### DATA ROWS

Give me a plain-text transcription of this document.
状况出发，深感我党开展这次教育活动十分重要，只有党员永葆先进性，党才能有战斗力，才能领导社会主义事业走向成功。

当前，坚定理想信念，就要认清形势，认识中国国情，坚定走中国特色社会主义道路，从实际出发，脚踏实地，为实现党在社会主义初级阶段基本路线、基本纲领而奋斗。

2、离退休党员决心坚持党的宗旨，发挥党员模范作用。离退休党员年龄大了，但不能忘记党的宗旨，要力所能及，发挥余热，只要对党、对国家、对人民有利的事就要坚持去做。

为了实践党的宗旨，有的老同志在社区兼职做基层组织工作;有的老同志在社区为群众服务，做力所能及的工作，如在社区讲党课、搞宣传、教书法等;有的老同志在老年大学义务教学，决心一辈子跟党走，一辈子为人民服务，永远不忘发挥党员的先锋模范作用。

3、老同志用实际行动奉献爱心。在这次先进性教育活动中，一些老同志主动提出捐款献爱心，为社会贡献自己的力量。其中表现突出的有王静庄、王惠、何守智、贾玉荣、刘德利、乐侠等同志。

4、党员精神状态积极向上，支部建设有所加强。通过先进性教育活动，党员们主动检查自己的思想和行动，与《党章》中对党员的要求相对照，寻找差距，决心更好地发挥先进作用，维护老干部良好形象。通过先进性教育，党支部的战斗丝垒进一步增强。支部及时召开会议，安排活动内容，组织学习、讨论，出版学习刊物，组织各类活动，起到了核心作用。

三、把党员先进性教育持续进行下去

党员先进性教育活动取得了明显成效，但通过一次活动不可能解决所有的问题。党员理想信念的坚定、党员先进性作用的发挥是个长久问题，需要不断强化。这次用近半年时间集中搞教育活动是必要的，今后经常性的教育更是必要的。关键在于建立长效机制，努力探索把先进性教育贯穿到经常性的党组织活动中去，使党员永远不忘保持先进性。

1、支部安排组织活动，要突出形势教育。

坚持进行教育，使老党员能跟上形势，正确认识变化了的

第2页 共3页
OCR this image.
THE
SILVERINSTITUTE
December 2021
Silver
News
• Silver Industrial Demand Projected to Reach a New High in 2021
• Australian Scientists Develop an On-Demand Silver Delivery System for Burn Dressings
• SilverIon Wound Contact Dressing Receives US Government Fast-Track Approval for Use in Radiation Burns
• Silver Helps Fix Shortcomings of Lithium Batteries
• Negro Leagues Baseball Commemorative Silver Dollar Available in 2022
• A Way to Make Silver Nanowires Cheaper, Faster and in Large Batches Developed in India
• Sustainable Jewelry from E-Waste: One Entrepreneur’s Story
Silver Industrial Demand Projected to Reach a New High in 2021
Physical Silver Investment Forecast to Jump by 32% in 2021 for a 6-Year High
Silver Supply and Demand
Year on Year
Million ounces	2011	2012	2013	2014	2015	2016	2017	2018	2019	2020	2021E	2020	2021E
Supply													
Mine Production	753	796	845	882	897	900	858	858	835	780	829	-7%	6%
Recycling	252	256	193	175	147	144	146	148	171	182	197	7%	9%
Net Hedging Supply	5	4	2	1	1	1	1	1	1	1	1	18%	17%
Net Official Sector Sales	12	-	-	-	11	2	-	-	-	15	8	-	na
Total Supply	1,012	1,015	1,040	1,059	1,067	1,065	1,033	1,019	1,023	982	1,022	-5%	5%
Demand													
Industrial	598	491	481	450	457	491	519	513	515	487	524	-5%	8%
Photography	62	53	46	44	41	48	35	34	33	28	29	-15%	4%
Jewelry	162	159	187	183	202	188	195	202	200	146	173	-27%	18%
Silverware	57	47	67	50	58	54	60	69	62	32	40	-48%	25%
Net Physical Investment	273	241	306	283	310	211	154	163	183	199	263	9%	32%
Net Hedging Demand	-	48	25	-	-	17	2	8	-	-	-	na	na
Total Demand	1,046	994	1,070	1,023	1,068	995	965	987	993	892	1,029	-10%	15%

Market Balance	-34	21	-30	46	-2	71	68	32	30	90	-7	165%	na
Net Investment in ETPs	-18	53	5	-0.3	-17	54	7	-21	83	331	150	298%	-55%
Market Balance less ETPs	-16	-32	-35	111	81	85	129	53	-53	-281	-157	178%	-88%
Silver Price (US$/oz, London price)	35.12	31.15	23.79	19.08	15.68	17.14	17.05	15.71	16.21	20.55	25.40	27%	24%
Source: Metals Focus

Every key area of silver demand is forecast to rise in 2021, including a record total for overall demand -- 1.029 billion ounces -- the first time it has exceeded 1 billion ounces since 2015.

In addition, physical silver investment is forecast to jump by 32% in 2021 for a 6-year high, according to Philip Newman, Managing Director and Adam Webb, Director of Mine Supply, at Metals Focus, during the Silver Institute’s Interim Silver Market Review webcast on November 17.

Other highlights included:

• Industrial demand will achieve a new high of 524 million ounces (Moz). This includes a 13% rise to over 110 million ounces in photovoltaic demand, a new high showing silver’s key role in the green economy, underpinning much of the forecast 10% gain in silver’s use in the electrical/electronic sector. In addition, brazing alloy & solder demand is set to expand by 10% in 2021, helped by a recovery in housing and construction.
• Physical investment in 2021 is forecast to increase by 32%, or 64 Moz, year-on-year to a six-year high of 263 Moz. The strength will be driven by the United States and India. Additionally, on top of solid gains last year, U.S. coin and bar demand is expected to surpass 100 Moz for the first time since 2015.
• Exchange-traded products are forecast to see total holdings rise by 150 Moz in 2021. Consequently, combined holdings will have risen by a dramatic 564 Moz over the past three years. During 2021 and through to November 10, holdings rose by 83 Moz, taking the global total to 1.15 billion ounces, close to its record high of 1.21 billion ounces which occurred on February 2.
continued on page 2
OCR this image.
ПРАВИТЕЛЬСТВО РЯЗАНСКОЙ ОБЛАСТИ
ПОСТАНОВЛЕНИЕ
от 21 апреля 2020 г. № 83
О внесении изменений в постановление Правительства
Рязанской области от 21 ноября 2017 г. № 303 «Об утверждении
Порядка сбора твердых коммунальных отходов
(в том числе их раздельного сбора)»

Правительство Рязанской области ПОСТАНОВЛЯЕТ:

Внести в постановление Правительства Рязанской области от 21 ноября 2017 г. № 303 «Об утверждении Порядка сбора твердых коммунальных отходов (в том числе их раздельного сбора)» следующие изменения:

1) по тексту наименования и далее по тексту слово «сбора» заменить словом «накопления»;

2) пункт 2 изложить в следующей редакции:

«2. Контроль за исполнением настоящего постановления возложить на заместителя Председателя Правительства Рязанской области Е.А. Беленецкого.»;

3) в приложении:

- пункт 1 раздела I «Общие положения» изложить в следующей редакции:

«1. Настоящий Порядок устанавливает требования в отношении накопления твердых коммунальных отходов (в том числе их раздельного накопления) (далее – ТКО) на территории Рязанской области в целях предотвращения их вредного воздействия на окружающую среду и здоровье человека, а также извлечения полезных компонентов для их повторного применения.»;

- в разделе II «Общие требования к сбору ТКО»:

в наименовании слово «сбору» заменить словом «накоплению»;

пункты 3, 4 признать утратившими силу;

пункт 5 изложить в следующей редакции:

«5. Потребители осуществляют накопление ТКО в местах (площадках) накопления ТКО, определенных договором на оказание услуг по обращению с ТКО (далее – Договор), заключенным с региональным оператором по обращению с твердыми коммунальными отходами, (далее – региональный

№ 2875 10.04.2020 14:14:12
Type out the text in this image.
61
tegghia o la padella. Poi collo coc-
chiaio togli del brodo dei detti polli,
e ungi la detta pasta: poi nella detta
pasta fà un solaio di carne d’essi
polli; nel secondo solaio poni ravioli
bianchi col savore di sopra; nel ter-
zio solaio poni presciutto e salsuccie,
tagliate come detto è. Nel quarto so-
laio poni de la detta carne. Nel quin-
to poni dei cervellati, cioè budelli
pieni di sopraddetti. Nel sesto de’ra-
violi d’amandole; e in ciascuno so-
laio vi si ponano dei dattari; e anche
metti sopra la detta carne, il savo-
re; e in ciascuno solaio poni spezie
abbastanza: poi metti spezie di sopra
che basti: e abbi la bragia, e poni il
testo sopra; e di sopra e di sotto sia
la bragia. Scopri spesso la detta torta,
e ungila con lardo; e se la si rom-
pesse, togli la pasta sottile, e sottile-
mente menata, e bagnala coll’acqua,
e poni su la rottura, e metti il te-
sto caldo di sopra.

### SET TASK
Check each line of the records above for the string "India", and report every line that has it.

### RESPONSE
• A Way to Make Silver Nanowires Cheaper, Faster and in Large Batches Developed in India
• Physical investment in 2021 is forecast to increase by 32%, or 64 Moz, year-on-year to a six-year high of 263 Moz. The strength will be driven by the United States and India. Additionally, on top of solid gains last year, U.S. coin and bar demand is expected to surpass 100 Moz for the first time since 2015.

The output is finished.